## Your goal
Go through the listing and copy each line with the string "where".

## Stored rows

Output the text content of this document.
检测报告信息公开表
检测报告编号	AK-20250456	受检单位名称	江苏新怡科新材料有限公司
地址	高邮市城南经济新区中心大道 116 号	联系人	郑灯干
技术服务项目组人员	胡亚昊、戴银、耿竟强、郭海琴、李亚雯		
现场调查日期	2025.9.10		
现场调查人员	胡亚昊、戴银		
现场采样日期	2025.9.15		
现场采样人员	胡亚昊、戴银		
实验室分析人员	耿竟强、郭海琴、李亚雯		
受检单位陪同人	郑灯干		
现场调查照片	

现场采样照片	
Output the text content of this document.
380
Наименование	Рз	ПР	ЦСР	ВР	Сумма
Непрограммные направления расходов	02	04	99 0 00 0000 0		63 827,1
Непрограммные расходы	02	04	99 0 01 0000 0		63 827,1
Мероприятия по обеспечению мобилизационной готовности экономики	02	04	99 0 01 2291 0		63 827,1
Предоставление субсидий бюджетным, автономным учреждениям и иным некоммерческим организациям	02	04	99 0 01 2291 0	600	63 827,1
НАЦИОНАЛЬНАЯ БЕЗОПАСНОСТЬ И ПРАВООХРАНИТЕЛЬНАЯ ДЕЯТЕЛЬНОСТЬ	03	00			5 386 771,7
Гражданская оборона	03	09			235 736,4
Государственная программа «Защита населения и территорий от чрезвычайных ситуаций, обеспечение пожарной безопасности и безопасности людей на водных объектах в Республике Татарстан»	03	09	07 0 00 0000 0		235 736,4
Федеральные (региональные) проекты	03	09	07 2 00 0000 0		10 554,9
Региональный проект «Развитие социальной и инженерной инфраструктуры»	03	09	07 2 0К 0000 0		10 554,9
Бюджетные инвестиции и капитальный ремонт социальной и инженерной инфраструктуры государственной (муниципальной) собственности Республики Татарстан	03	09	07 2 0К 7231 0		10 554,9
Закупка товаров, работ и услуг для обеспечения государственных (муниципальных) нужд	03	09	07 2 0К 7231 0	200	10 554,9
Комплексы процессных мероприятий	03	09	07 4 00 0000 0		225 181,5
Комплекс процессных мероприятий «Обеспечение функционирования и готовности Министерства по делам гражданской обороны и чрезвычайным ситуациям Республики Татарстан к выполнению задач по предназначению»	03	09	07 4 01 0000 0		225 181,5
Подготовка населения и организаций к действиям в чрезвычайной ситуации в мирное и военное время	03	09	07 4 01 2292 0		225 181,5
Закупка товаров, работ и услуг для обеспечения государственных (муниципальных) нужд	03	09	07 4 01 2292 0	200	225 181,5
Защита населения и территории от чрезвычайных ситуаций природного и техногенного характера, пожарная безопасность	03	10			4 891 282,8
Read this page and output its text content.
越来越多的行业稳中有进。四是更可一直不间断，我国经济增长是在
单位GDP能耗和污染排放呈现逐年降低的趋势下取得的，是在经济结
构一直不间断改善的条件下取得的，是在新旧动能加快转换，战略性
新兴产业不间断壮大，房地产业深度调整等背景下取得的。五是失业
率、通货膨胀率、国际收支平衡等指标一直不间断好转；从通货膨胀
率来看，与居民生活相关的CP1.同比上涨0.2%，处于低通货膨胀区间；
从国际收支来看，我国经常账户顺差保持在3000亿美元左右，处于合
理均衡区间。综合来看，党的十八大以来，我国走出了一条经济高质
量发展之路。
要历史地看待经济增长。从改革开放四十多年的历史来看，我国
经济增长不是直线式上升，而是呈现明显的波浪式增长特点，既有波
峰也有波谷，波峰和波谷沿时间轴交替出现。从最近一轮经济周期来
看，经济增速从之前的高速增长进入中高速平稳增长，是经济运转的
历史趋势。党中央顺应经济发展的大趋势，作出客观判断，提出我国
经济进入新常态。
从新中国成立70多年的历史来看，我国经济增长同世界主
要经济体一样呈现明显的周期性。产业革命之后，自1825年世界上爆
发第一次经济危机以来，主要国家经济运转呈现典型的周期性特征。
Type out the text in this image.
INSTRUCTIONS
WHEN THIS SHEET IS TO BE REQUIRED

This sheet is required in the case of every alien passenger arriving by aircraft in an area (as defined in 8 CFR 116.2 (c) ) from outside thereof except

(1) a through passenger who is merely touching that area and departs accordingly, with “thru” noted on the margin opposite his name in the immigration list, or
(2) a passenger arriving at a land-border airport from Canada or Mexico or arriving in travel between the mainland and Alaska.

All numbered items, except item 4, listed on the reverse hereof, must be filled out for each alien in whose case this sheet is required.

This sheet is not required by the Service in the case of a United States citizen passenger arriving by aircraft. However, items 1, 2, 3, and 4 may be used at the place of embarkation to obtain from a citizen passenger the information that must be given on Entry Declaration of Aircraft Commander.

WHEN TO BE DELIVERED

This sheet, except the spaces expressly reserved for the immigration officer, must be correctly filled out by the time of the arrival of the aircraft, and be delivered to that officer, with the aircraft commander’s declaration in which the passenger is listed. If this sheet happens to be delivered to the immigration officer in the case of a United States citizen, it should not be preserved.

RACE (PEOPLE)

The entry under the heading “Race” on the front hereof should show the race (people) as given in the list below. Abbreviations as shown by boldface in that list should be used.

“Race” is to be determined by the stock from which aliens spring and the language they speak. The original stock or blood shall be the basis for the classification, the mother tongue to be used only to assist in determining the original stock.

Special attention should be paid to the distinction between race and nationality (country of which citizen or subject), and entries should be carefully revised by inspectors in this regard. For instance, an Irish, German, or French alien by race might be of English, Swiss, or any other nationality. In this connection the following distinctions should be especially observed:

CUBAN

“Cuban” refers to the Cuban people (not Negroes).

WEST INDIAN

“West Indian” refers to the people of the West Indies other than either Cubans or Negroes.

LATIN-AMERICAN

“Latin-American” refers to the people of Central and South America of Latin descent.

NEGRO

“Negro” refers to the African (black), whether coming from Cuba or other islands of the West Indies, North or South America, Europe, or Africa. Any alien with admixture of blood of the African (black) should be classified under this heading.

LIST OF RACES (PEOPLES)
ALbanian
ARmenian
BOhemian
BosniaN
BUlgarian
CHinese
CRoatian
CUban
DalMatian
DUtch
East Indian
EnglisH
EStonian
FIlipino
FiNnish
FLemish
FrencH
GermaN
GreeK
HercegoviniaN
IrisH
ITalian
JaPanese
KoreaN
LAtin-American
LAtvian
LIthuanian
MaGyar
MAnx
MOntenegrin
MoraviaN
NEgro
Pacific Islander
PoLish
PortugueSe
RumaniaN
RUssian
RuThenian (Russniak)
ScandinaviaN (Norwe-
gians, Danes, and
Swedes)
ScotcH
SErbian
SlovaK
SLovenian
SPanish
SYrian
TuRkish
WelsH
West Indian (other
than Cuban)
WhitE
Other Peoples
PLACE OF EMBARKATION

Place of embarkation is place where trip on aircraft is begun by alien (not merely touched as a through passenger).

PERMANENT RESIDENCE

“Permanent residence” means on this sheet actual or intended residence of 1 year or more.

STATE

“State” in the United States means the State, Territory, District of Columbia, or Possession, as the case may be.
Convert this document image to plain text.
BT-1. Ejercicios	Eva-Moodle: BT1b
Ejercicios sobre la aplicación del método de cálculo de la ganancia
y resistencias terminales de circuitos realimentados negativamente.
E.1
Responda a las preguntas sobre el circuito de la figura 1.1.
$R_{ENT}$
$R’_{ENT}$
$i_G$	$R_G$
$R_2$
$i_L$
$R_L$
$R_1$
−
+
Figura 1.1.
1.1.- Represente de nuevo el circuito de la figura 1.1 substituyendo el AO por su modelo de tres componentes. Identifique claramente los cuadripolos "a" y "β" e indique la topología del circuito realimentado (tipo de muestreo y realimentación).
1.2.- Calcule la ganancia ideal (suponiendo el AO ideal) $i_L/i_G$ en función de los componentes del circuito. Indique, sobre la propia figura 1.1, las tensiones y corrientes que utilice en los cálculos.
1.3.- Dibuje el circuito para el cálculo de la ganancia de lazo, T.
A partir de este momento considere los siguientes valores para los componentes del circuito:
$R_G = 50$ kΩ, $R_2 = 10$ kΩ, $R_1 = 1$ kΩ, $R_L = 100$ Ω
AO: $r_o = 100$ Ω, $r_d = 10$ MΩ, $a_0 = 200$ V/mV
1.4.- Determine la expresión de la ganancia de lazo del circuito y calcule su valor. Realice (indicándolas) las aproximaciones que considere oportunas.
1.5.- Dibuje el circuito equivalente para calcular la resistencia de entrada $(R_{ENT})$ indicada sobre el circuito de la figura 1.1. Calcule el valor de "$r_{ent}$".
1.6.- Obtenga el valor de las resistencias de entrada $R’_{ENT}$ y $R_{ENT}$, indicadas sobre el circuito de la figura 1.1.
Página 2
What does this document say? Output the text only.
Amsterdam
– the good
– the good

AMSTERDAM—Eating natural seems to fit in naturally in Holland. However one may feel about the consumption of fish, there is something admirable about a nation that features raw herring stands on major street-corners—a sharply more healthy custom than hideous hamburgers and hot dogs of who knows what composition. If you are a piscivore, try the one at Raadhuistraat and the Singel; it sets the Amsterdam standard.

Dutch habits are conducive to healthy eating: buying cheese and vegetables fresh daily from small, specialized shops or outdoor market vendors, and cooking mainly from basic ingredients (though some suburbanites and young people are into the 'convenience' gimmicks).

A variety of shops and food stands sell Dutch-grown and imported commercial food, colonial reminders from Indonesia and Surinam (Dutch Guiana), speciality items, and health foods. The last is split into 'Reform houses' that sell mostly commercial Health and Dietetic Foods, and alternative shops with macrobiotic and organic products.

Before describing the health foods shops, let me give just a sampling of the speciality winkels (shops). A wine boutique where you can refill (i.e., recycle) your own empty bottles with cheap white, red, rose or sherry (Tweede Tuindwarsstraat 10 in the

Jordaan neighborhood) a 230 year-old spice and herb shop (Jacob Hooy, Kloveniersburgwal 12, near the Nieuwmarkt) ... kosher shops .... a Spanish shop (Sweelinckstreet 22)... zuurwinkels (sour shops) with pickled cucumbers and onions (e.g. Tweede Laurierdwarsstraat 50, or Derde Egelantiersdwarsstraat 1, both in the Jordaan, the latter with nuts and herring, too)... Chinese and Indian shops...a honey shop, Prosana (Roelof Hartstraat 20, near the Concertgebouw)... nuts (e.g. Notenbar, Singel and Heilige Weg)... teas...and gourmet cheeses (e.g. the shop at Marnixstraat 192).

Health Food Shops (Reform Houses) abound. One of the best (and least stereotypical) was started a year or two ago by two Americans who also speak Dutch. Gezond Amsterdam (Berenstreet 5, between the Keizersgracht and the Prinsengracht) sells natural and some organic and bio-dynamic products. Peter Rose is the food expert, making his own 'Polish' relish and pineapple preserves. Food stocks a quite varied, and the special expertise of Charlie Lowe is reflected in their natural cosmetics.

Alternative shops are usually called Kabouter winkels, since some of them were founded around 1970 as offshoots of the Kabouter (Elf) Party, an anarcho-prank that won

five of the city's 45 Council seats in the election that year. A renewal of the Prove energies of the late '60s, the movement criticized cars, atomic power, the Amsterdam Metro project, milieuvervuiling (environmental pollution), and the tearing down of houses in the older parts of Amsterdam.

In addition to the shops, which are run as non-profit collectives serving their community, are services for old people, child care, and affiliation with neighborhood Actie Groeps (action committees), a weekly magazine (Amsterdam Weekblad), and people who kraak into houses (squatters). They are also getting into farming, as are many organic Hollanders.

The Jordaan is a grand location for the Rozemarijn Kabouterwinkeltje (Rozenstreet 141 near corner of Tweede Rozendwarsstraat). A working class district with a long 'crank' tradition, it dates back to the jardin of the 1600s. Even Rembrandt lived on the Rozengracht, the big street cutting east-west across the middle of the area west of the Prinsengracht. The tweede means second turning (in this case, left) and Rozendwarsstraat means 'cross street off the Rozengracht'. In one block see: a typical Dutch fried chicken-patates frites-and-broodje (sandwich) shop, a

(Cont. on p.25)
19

## Task output
Place of embarkation is place where trip on aircraft is begun by alien (not merely touched as a through passenger).
Before describing the health foods shops, let me give just a sampling of the speciality winkels (shops). A wine boutique where you can refill (i.e., recycle) your own empty bottles with cheap white, red, rose or sherry (Tweede Tuindwarsstraat 10 in the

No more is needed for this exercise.